- Provided data
-- Start --

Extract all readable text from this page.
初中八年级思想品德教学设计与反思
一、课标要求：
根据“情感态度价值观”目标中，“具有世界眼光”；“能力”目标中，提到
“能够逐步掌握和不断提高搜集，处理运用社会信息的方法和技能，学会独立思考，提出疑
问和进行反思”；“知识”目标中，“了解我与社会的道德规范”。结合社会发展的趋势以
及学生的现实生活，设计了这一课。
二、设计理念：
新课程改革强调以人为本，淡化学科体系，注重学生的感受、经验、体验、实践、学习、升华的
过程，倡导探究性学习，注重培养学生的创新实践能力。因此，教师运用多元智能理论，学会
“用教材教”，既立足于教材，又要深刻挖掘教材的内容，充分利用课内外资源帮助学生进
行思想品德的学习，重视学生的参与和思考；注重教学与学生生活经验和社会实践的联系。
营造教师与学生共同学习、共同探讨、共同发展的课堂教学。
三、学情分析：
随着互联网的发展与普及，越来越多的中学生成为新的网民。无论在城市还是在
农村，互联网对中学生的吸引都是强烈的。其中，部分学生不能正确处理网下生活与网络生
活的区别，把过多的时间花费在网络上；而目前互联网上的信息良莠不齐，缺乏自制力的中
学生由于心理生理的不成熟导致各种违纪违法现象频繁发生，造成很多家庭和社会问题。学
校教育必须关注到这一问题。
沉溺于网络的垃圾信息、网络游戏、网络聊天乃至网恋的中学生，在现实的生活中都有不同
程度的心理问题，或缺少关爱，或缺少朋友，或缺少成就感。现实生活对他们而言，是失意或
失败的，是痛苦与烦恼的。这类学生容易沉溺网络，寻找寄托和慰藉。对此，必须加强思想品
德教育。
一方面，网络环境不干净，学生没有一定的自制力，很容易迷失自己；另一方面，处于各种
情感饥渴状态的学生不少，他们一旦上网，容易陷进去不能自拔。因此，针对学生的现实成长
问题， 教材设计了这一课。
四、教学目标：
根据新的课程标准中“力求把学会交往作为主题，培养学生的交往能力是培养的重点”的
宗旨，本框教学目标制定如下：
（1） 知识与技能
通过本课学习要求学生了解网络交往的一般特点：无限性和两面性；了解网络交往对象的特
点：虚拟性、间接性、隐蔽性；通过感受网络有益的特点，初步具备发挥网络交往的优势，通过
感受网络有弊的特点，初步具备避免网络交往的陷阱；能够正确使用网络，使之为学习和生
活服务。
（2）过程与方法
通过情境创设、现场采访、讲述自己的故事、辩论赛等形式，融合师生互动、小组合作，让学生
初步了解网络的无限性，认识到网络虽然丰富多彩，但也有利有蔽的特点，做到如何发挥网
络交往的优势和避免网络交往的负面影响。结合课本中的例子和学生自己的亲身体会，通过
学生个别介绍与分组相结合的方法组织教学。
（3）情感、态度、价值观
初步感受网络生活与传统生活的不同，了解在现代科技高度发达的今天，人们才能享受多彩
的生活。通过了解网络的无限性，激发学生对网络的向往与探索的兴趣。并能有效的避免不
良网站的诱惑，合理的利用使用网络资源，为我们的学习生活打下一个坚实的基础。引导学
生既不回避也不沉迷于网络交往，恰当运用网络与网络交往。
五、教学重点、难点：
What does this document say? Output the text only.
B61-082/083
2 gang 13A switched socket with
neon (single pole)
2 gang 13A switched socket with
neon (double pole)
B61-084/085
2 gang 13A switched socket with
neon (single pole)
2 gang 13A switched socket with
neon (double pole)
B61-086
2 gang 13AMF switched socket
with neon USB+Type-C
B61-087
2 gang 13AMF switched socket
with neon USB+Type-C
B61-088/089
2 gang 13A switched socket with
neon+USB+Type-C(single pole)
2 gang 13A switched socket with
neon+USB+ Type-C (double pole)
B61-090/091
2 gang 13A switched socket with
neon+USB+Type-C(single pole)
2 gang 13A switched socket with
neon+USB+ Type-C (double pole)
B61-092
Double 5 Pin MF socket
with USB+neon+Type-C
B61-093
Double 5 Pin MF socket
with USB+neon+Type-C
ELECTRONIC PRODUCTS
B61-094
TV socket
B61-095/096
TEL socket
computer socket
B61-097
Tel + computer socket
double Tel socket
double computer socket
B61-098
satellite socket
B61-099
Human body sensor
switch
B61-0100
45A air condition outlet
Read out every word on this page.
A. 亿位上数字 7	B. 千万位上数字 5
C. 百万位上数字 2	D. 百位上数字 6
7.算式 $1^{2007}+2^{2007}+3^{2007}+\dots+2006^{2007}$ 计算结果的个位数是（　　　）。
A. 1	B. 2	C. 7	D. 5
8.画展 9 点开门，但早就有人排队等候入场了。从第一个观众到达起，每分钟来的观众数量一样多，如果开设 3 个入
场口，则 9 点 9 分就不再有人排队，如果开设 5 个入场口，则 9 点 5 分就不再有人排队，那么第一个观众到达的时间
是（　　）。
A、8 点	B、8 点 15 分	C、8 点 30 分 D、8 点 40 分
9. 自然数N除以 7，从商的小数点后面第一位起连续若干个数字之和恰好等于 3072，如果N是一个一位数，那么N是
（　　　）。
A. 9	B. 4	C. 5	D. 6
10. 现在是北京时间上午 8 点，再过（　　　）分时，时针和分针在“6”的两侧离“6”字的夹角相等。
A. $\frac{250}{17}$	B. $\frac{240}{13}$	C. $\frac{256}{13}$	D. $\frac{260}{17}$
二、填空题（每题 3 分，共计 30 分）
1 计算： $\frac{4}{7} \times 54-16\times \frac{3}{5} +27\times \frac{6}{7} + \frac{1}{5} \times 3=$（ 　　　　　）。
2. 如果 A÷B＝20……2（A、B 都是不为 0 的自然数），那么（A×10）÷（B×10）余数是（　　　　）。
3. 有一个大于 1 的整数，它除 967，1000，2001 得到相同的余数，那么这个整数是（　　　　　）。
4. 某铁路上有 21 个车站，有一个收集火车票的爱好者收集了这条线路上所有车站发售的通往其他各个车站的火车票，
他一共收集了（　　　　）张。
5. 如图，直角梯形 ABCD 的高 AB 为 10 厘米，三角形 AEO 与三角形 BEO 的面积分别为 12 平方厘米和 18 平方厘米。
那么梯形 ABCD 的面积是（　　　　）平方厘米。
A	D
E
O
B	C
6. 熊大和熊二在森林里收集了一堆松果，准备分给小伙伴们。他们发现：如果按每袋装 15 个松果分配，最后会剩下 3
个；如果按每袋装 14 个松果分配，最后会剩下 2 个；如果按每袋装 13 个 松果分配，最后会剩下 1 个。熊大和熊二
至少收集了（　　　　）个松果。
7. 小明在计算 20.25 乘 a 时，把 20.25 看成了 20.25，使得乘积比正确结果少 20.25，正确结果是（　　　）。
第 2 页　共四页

-- End --

- What is being asked
Print the material once more, exactly.

- Full response
Extract all readable text from this page.
初中八年级思想品德教学设计与反思
一、课标要求：
根据“情感态度价值观”目标中，“具有世界眼光”；“能力”目标中，提到
“能够逐步掌握和不断提高搜集，处理运用社会信息的方法和技能，学会独立思考，提出疑
问和进行反思”；“知识”目标中，“了解我与社会的道德规范”。结合社会发展的趋势以
及学生的现实生活，设计了这一课。
二、设计理念：
新课程改革强调以人为本，淡化学科体系，注重学生的感受、经验、体验、实践、学习、升华的
过程，倡导探究性学习，注重培养学生的创新实践能力。因此，教师运用多元智能理论，学会
“用教材教”，既立足于教材，又要深刻挖掘教材的内容，充分利用课内外资源帮助学生进
行思想品德的学习，重视学生的参与和思考；注重教学与学生生活经验和社会实践的联系。
营造教师与学生共同学习、共同探讨、共同发展的课堂教学。
三、学情分析：
随着互联网的发展与普及，越来越多的中学生成为新的网民。无论在城市还是在
农村，互联网对中学生的吸引都是强烈的。其中，部分学生不能正确处理网下生活与网络生
活的区别，把过多的时间花费在网络上；而目前互联网上的信息良莠不齐，缺乏自制力的中
学生由于心理生理的不成熟导致各种违纪违法现象频繁发生，造成很多家庭和社会问题。学
校教育必须关注到这一问题。
沉溺于网络的垃圾信息、网络游戏、网络聊天乃至网恋的中学生，在现实的生活中都有不同
程度的心理问题，或缺少关爱，或缺少朋友，或缺少成就感。现实生活对他们而言，是失意或
失败的，是痛苦与烦恼的。这类学生容易沉溺网络，寻找寄托和慰藉。对此，必须加强思想品
德教育。
一方面，网络环境不干净，学生没有一定的自制力，很容易迷失自己；另一方面，处于各种
情感饥渴状态的学生不少，他们一旦上网，容易陷进去不能自拔。因此，针对学生的现实成长
问题， 教材设计了这一课。
四、教学目标：
根据新的课程标准中“力求把学会交往作为主题，培养学生的交往能力是培养的重点”的
宗旨，本框教学目标制定如下：
（1） 知识与技能
通过本课学习要求学生了解网络交往的一般特点：无限性和两面性；了解网络交往对象的特
点：虚拟性、间接性、隐蔽性；通过感受网络有益的特点，初步具备发挥网络交往的优势，通过
感受网络有弊的特点，初步具备避免网络交往的陷阱；能够正确使用网络，使之为学习和生
活服务。
（2）过程与方法
通过情境创设、现场采访、讲述自己的故事、辩论赛等形式，融合师生互动、小组合作，让学生
初步了解网络的无限性，认识到网络虽然丰富多彩，但也有利有蔽的特点，做到如何发挥网
络交往的优势和避免网络交往的负面影响。结合课本中的例子和学生自己的亲身体会，通过
学生个别介绍与分组相结合的方法组织教学。
（3）情感、态度、价值观
初步感受网络生活与传统生活的不同，了解在现代科技高度发达的今天，人们才能享受多彩
的生活。通过了解网络的无限性，激发学生对网络的向往与探索的兴趣。并能有效的避免不
良网站的诱惑，合理的利用使用网络资源，为我们的学习生活打下一个坚实的基础。引导学
生既不回避也不沉迷于网络交往，恰当运用网络与网络交往。
五、教学重点、难点：
What does this document say? Output the text only.
B61-082/083
2 gang 13A switched socket with
neon (single pole)
2 gang 13A switched socket with
neon (double pole)
B61-084/085
2 gang 13A switched socket with
neon (single pole)
2 gang 13A switched socket with
neon (double pole)
B61-086
2 gang 13AMF switched socket
with neon USB+Type-C
B61-087
2 gang 13AMF switched socket
with neon USB+Type-C
B61-088/089
2 gang 13A switched socket with
neon+USB+Type-C(single pole)
2 gang 13A switched socket with
neon+USB+ Type-C (double pole)
B61-090/091
2 gang 13A switched socket with
neon+USB+Type-C(single pole)
2 gang 13A switched socket with
neon+USB+ Type-C (double pole)
B61-092
Double 5 Pin MF socket
with USB+neon+Type-C
B61-093
Double 5 Pin MF socket
with USB+neon+Type-C
ELECTRONIC PRODUCTS
B61-094
TV socket
B61-095/096
TEL socket
computer socket
B61-097
Tel + computer socket
double Tel socket
double computer socket
B61-098
satellite socket
B61-099
Human body sensor
switch
B61-0100
45A air condition outlet
Read out every word on this page.
A. 亿位上数字 7	B. 千万位上数字 5
C. 百万位上数字 2	D. 百位上数字 6
7.算式 $1^{2007}+2^{2007}+3^{2007}+\dots+2006^{2007}$ 计算结果的个位数是（　　　）。
A. 1	B. 2	C. 7	D. 5
8.画展 9 点开门，但早就有人排队等候入场了。从第一个观众到达起，每分钟来的观众数量一样多，如果开设 3 个入
场口，则 9 点 9 分就不再有人排队，如果开设 5 个入场口，则 9 点 5 分就不再有人排队，那么第一个观众到达的时间
是（　　）。
A、8 点	B、8 点 15 分	C、8 点 30 分 D、8 点 40 分
9. 自然数N除以 7，从商的小数点后面第一位起连续若干个数字之和恰好等于 3072，如果N是一个一位数，那么N是
（　　　）。
A. 9	B. 4	C. 5	D. 6
10. 现在是北京时间上午 8 点，再过（　　　）分时，时针和分针在“6”的两侧离“6”字的夹角相等。
A. $\frac{250}{17}$	B. $\frac{240}{13}$	C. $\frac{256}{13}$	D. $\frac{260}{17}$
二、填空题（每题 3 分，共计 30 分）
1 计算： $\frac{4}{7} \times 54-16\times \frac{3}{5} +27\times \frac{6}{7} + \frac{1}{5} \times 3=$（ 　　　　　）。
2. 如果 A÷B＝20……2（A、B 都是不为 0 的自然数），那么（A×10）÷（B×10）余数是（　　　　）。
3. 有一个大于 1 的整数，它除 967，1000，2001 得到相同的余数，那么这个整数是（　　　　　）。
4. 某铁路上有 21 个车站，有一个收集火车票的爱好者收集了这条线路上所有车站发售的通往其他各个车站的火车票，
他一共收集了（　　　　）张。
5. 如图，直角梯形 ABCD 的高 AB 为 10 厘米，三角形 AEO 与三角形 BEO 的面积分别为 12 平方厘米和 18 平方厘米。
那么梯形 ABCD 的面积是（　　　　）平方厘米。
A	D
E
O
B	C
6. 熊大和熊二在森林里收集了一堆松果，准备分给小伙伴们。他们发现：如果按每袋装 15 个松果分配，最后会剩下 3
个；如果按每袋装 14 个松果分配，最后会剩下 2 个；如果按每袋装 13 个 松果分配，最后会剩下 1 个。熊大和熊二
至少收集了（　　　　）个松果。
7. 小明在计算 20.25 乘 a 时，把 20.25 看成了 20.25，使得乘积比正确结果少 20.25，正确结果是（　　　）。
第 2 页　共四页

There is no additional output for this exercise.